▶ **Written task**: Can you write out the whole listing exactly?

▶ **Supplied entries**:
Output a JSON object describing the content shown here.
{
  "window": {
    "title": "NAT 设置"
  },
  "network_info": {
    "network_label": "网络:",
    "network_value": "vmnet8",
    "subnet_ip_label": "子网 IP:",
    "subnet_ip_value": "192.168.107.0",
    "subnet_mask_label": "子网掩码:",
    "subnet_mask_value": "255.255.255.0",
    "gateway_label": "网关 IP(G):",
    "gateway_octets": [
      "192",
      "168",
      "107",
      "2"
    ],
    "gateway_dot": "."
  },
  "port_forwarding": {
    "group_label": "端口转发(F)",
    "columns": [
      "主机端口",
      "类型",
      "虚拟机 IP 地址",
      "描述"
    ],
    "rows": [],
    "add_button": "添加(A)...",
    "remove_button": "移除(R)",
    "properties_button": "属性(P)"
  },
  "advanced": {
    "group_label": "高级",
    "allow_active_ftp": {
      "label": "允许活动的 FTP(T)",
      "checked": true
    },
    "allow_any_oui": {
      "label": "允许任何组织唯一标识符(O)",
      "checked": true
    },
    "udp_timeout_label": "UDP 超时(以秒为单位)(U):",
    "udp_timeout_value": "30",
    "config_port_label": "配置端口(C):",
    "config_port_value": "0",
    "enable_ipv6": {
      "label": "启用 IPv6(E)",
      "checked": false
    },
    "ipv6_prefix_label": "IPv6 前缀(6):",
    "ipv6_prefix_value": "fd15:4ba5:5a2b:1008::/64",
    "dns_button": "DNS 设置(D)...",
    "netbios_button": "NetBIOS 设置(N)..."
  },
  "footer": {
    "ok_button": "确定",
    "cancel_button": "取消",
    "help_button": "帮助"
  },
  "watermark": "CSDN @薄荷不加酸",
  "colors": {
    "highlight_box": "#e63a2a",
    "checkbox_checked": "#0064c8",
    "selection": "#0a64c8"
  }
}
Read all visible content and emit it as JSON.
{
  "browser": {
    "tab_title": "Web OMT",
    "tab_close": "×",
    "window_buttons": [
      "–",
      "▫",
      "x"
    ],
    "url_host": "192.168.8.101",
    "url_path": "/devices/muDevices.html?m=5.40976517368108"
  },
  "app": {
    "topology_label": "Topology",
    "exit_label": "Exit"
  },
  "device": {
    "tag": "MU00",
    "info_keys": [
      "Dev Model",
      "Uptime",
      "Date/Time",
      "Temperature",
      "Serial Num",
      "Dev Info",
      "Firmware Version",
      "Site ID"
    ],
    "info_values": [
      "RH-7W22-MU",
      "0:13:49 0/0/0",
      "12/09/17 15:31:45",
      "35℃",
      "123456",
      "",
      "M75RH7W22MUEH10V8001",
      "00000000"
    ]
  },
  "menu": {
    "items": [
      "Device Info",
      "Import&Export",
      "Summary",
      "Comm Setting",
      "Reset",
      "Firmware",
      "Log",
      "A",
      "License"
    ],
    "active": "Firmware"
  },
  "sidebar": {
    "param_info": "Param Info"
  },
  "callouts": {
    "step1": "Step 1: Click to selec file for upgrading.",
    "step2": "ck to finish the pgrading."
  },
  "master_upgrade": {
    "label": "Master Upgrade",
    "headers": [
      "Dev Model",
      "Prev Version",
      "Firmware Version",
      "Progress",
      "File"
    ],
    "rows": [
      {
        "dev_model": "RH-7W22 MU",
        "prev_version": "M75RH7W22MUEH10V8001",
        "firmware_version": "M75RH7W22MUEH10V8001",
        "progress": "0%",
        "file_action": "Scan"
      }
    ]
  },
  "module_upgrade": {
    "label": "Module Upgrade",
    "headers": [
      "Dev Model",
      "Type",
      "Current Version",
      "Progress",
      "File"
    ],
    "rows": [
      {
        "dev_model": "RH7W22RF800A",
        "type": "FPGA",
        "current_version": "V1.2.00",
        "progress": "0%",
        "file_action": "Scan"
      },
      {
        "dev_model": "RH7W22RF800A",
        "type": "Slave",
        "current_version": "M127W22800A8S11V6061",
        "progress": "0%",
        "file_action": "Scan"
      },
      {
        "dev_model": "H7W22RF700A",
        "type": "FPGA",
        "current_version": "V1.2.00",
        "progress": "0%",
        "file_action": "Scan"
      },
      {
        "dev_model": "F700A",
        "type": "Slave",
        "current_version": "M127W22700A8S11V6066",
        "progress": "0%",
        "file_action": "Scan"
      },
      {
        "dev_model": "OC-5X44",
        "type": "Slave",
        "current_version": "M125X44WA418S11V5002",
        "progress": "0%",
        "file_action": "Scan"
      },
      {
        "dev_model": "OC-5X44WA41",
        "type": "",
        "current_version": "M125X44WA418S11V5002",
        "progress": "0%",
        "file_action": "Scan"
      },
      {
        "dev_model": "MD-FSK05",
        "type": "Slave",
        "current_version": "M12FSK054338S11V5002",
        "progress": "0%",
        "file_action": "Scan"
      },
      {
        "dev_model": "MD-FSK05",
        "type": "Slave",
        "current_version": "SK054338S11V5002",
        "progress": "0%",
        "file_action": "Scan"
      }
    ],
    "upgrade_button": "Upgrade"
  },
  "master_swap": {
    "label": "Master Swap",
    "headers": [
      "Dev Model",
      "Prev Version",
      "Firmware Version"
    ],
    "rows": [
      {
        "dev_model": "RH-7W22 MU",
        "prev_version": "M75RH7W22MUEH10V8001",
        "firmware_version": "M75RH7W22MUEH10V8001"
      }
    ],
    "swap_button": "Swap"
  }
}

▶ **Answer**:
Output a JSON object describing the content shown here.
{
  "window": {
    "title": "NAT 设置"
  },
  "network_info": {
    "network_label": "网络:",
    "network_value": "vmnet8",
    "subnet_ip_label": "子网 IP:",
    "subnet_ip_value": "192.168.107.0",
    "subnet_mask_label": "子网掩码:",
    "subnet_mask_value": "255.255.255.0",
    "gateway_label": "网关 IP(G):",
    "gateway_octets": [
      "192",
      "168",
      "107",
      "2"
    ],
    "gateway_dot": "."
  },
  "port_forwarding": {
    "group_label": "端口转发(F)",
    "columns": [
      "主机端口",
      "类型",
      "虚拟机 IP 地址",
      "描述"
    ],
    "rows": [],
    "add_button": "添加(A)...",
    "remove_button": "移除(R)",
    "properties_button": "属性(P)"
  },
  "advanced": {
    "group_label": "高级",
    "allow_active_ftp": {
      "label": "允许活动的 FTP(T)",
      "checked": true
    },
    "allow_any_oui": {
      "label": "允许任何组织唯一标识符(O)",
      "checked": true
    },
    "udp_timeout_label": "UDP 超时(以秒为单位)(U):",
    "udp_timeout_value": "30",
    "config_port_label": "配置端口(C):",
    "config_port_value": "0",
    "enable_ipv6": {
      "label": "启用 IPv6(E)",
      "checked": false
    },
    "ipv6_prefix_label": "IPv6 前缀(6):",
    "ipv6_prefix_value": "fd15:4ba5:5a2b:1008::/64",
    "dns_button": "DNS 设置(D)...",
    "netbios_button": "NetBIOS 设置(N)..."
  },
  "footer": {
    "ok_button": "确定",
    "cancel_button": "取消",
    "help_button": "帮助"
  },
  "watermark": "CSDN @薄荷不加酸",
  "colors": {
    "highlight_box": "#e63a2a",
    "checkbox_checked": "#0064c8",
    "selection": "#0a64c8"
  }
}
Read all visible content and emit it as JSON.
{
  "browser": {
    "tab_title": "Web OMT",
    "tab_close": "×",
    "window_buttons": [
      "–",
      "▫",
      "x"
    ],
    "url_host": "192.168.8.101",
    "url_path": "/devices/muDevices.html?m=5.40976517368108"
  },
  "app": {
    "topology_label": "Topology",
    "exit_label": "Exit"
  },
  "device": {
    "tag": "MU00",
    "info_keys": [
      "Dev Model",
      "Uptime",
      "Date/Time",
      "Temperature",
      "Serial Num",
      "Dev Info",
      "Firmware Version",
      "Site ID"
    ],
    "info_values": [
      "RH-7W22-MU",
      "0:13:49 0/0/0",
      "12/09/17 15:31:45",
      "35℃",
      "123456",
      "",
      "M75RH7W22MUEH10V8001",
      "00000000"
    ]
  },
  "menu": {
    "items": [
      "Device Info",
      "Import&Export",
      "Summary",
      "Comm Setting",
      "Reset",
      "Firmware",
      "Log",
      "A",
      "License"
    ],
    "active": "Firmware"
  },
  "sidebar": {
    "param_info": "Param Info"
  },
  "callouts": {
    "step1": "Step 1: Click to selec file for upgrading.",
    "step2": "ck to finish the pgrading."
  },
  "master_upgrade": {
    "label": "Master Upgrade",
    "headers": [
      "Dev Model",
      "Prev Version",
      "Firmware Version",
      "Progress",
      "File"
    ],
    "rows": [
      {
        "dev_model": "RH-7W22 MU",
        "prev_version": "M75RH7W22MUEH10V8001",
        "firmware_version": "M75RH7W22MUEH10V8001",
        "progress": "0%",
        "file_action": "Scan"
      }
    ]
  },
  "module_upgrade": {
    "label": "Module Upgrade",
    "headers": [
      "Dev Model",
      "Type",
      "Current Version",
      "Progress",
      "File"
    ],
    "rows": [
      {
        "dev_model": "RH7W22RF800A",
        "type": "FPGA",
        "current_version": "V1.2.00",
        "progress": "0%",
        "file_action": "Scan"
      },
      {
        "dev_model": "RH7W22RF800A",
        "type": "Slave",
        "current_version": "M127W22800A8S11V6061",
        "progress": "0%",
        "file_action": "Scan"
      },
      {
        "dev_model": "H7W22RF700A",
        "type": "FPGA",
        "current_version": "V1.2.00",
        "progress": "0%",
        "file_action": "Scan"
      },
      {
        "dev_model": "F700A",
        "type": "Slave",
        "current_version": "M127W22700A8S11V6066",
        "progress": "0%",
        "file_action": "Scan"
      },
      {
        "dev_model": "OC-5X44",
        "type": "Slave",
        "current_version": "M125X44WA418S11V5002",
        "progress": "0%",
        "file_action": "Scan"
      },
      {
        "dev_model": "OC-5X44WA41",
        "type": "",
        "current_version": "M125X44WA418S11V5002",
        "progress": "0%",
        "file_action": "Scan"
      },
      {
        "dev_model": "MD-FSK05",
        "type": "Slave",
        "current_version": "M12FSK054338S11V5002",
        "progress": "0%",
        "file_action": "Scan"
      },
      {
        "dev_model": "MD-FSK05",
        "type": "Slave",
        "current_version": "SK054338S11V5002",
        "progress": "0%",
        "file_action": "Scan"
      }
    ],
    "upgrade_button": "Upgrade"
  },
  "master_swap": {
    "label": "Master Swap",
    "headers": [
      "Dev Model",
      "Prev Version",
      "Firmware Version"
    ],
    "rows": [
      {
        "dev_model": "RH-7W22 MU",
        "prev_version": "M75RH7W22MUEH10V8001",
        "firmware_version": "M75RH7W22MUEH10V8001"
      }
    ],
    "swap_button": "Swap"
  }
}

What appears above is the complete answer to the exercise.